## WHAT IS BEING ASKED
Lines containing "Chartier" are to be counted. Report the count alone.

(Dataset entries)
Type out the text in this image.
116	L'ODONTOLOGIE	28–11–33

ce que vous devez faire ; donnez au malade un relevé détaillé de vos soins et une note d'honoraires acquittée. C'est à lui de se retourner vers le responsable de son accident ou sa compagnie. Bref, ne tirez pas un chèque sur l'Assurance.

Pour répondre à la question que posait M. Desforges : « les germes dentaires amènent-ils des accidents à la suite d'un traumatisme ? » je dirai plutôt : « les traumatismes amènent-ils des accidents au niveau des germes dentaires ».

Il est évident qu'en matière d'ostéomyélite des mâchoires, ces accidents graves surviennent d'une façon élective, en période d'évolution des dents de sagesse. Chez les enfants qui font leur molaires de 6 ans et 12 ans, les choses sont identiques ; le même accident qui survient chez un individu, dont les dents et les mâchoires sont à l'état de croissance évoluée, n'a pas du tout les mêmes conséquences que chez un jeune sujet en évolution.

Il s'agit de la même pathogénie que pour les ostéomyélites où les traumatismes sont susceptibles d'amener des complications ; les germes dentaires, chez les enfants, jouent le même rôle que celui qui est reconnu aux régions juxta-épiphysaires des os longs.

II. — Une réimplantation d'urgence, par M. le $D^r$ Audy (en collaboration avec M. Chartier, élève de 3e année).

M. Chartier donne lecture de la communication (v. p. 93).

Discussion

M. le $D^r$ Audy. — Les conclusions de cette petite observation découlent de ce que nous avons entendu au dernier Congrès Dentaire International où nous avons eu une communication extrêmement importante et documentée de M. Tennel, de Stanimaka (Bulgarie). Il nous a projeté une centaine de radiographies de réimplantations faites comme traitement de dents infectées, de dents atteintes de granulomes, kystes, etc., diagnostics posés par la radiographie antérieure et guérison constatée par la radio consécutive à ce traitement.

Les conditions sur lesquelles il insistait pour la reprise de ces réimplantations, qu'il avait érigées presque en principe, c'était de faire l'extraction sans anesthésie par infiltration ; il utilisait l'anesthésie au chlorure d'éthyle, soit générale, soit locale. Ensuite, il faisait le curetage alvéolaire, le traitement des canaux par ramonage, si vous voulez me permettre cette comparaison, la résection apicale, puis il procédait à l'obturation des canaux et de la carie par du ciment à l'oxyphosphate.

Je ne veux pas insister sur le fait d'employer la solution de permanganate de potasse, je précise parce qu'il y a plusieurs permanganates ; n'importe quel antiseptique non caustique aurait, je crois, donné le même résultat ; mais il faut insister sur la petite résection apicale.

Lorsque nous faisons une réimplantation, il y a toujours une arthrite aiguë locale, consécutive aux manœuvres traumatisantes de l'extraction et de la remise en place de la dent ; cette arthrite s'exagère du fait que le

## TASK ANSWER
2